Stored records:
# # #

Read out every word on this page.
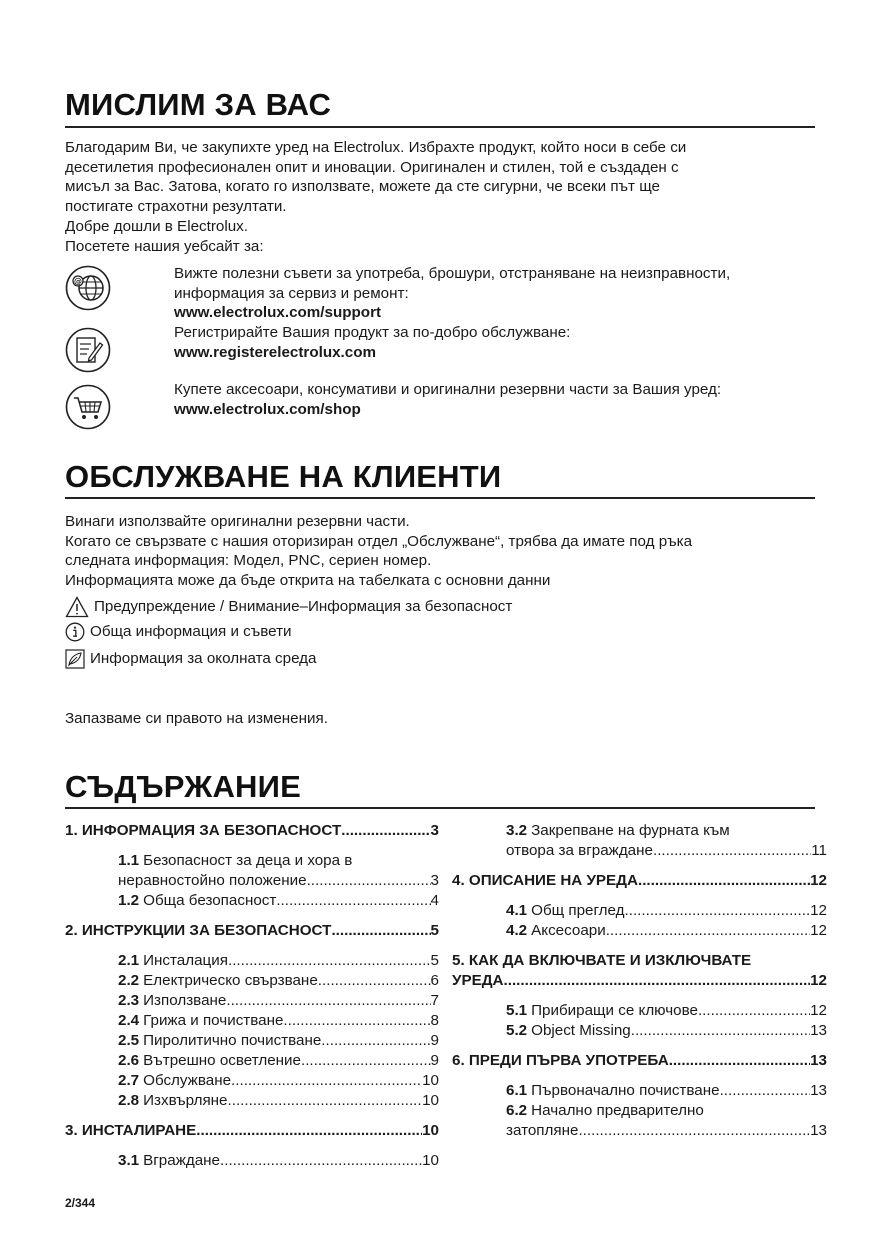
МИСЛИМ ЗА ВАС
Благодарим Ви, че закупихте уред на Electrolux. Избрахте продукт, който носи в себе си
десетилетия професионален опит и иновации. Оригинален и стилен, той е създаден с
мисъл за Вас. Затова, когато го използвате, можете да сте сигурни, че всеки път ще
постигате страхотни резултати.
Добре дошли в Electrolux.
Посетете нашия уебсайт за:
@	Вижте полезни съвети за употреба, брошури, отстраняване на неизправности,
информация за сервиз и ремонт:
www.electrolux.com/support
Регистрирайте Вашия продукт за по-добро обслужване:
www.registerelectrolux.com
Купете аксесоари, консумативи и оригинални резервни части за Вашия уред:
www.electrolux.com/shop
ОБСЛУЖВАНЕ НА КЛИЕНТИ
Винаги използвайте оригинални резервни части.
Когато се свързвате с нашия оторизиран отдел „Обслужване“, трябва да имате под ръка
следната информация: Модел, PNC, сериен номер.
Информацията може да бъде открита на табелката с основни данни
Предупреждение / Внимание–Информация за безопасност
Обща информация и съвети
Информация за околната среда
Запазваме си правото на изменения.
СЪДЪРЖАНИЕ
1. ИНФОРМАЦИЯ ЗА БЕЗОПАСНОСТ .....	3
1.1 Безопасност за деца и хора в
неравностойно положение .....	3
1.2 Обща безопасност .....	4
2. ИНСТРУКЦИИ ЗА БЕЗОПАСНОСТ .....	5
2.1 Инсталация .....	5
2.2 Електрическо свързване .....	6
2.3 Използване .....	7
2.4 Грижа и почистване .....	8
2.5 Пиролитично почистване .....	9
2.6 Вътрешно осветление .....	9
2.7 Обслужване .....	10
2.8 Изхвърляне .....	10
3. ИНСТАЛИРАНЕ .....	10
3.1 Вграждане .....	10
3.2 Закрепване на фурната към
отвора за вграждане .....	11
4. ОПИСАНИЕ НА УРЕДА .....	12
4.1 Общ преглед .....	12
4.2 Аксесоари .....	12
5. КАК ДА ВКЛЮЧВАТЕ И ИЗКЛЮЧВАТЕ
УРЕДА .....	12
5.1 Прибиращи се ключове .....	12
5.2 Object Missing .....	13
6. ПРЕДИ ПЪРВА УПОТРЕБА .....	13
6.1 Първоначално почистване .....	13
6.2 Начално предварително
затопляне .....	13
2/344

# # #

What is required:
From the material above, copy everything exactly but the pictures.

Output below:
Read out every word on this page.
МИСЛИМ ЗА ВАС
Благодарим Ви, че закупихте уред на Electrolux. Избрахте продукт, който носи в себе си
десетилетия професионален опит и иновации. Оригинален и стилен, той е създаден с
мисъл за Вас. Затова, когато го използвате, можете да сте сигурни, че всеки път ще
постигате страхотни резултати.
Добре дошли в Electrolux.
Посетете нашия уебсайт за:
@	Вижте полезни съвети за употреба, брошури, отстраняване на неизправности,
информация за сервиз и ремонт:
www.electrolux.com/support
Регистрирайте Вашия продукт за по-добро обслужване:
www.registerelectrolux.com
Купете аксесоари, консумативи и оригинални резервни части за Вашия уред:
www.electrolux.com/shop
ОБСЛУЖВАНЕ НА КЛИЕНТИ
Винаги използвайте оригинални резервни части.
Когато се свързвате с нашия оторизиран отдел „Обслужване“, трябва да имате под ръка
следната информация: Модел, PNC, сериен номер.
Информацията може да бъде открита на табелката с основни данни
Предупреждение / Внимание–Информация за безопасност
Обща информация и съвети
Информация за околната среда
Запазваме си правото на изменения.
СЪДЪРЖАНИЕ
1. ИНФОРМАЦИЯ ЗА БЕЗОПАСНОСТ .....	3
1.1 Безопасност за деца и хора в
неравностойно положение .....	3
1.2 Обща безопасност .....	4
2. ИНСТРУКЦИИ ЗА БЕЗОПАСНОСТ .....	5
2.1 Инсталация .....	5
2.2 Електрическо свързване .....	6
2.3 Използване .....	7
2.4 Грижа и почистване .....	8
2.5 Пиролитично почистване .....	9
2.6 Вътрешно осветление .....	9
2.7 Обслужване .....	10
2.8 Изхвърляне .....	10
3. ИНСТАЛИРАНЕ .....	10
3.1 Вграждане .....	10
3.2 Закрепване на фурната към
отвора за вграждане .....	11
4. ОПИСАНИЕ НА УРЕДА .....	12
4.1 Общ преглед .....	12
4.2 Аксесоари .....	12
5. КАК ДА ВКЛЮЧВАТЕ И ИЗКЛЮЧВАТЕ
УРЕДА .....	12
5.1 Прибиращи се ключове .....	12
5.2 Object Missing .....	13
6. ПРЕДИ ПЪРВА УПОТРЕБА .....	13
6.1 Първоначално почистване .....	13
6.2 Начално предварително
затопляне .....	13
2/344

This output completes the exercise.